▸ **GIVEN TASK**:
Look for the string "Лист" in every line, and copy each line that has it.

▸ **Records from a collection**:
********************
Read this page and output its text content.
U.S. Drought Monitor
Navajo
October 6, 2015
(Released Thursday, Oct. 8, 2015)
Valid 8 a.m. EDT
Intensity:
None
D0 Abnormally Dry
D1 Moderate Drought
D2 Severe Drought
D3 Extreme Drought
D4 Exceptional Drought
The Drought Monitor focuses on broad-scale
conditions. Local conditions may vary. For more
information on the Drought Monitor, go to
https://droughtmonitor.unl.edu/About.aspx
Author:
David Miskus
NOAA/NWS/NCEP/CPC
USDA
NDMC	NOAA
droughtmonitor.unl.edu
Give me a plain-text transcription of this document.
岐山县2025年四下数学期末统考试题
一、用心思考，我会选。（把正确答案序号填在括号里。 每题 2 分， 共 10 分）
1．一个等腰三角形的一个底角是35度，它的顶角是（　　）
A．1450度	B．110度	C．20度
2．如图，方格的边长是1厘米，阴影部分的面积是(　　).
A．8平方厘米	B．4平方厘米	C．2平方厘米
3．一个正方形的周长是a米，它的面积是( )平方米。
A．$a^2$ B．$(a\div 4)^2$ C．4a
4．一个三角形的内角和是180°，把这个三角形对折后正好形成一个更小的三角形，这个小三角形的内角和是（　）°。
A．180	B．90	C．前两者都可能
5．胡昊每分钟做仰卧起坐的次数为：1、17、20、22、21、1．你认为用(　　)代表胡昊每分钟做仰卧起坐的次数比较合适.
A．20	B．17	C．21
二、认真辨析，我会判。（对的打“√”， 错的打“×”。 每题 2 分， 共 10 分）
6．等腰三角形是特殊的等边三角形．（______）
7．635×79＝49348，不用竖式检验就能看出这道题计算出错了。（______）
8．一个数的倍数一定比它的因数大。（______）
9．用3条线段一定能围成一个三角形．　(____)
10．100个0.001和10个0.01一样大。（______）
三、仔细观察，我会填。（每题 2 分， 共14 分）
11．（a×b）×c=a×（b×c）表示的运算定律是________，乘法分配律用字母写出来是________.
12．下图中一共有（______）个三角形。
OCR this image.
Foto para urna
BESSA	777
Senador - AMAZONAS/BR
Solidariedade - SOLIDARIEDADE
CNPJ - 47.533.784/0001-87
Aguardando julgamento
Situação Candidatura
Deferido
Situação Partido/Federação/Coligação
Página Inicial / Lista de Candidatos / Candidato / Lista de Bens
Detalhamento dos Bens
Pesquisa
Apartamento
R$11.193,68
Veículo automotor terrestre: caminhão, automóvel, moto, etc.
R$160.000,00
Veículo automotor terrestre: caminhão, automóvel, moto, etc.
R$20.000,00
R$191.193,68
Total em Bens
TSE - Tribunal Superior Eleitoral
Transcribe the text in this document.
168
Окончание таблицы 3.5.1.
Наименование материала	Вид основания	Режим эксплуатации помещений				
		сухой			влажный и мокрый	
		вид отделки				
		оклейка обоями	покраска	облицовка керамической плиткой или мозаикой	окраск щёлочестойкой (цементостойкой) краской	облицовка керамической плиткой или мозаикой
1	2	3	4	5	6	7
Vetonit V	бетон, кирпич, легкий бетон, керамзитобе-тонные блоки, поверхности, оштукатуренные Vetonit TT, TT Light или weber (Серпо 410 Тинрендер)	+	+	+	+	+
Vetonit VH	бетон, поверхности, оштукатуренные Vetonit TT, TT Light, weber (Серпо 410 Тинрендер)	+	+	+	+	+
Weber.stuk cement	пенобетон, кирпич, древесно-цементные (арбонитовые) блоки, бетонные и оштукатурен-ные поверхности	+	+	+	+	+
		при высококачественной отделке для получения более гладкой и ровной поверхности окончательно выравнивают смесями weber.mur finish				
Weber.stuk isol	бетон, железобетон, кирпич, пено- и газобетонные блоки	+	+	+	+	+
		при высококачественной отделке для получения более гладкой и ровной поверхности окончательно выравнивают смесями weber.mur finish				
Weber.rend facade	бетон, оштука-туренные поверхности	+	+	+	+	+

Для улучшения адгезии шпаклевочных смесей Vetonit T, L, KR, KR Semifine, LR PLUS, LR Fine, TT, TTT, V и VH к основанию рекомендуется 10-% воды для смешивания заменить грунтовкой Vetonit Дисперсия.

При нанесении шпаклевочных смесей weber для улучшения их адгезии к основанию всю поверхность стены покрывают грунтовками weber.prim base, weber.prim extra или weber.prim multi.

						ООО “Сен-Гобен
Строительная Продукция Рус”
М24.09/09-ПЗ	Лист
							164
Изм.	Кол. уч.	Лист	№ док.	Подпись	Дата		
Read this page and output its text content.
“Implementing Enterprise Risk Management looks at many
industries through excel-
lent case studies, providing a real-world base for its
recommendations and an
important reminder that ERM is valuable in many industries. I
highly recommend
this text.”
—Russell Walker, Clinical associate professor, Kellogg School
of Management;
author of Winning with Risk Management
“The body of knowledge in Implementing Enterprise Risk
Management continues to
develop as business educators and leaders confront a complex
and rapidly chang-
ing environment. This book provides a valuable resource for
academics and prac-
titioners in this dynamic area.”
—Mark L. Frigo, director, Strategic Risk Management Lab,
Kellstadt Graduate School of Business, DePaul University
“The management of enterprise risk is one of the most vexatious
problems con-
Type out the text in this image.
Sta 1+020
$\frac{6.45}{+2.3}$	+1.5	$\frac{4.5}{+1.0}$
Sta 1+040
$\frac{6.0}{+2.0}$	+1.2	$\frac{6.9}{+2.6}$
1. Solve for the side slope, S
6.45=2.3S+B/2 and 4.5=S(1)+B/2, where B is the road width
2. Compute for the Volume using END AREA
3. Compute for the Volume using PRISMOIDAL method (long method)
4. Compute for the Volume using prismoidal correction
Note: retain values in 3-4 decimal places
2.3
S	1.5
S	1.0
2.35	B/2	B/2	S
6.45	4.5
********************
▸ **REPLY**:
М24.09/09-ПЗ	Лист
Изм.	Кол. уч.	Лист	№ док.	Подпись	Дата		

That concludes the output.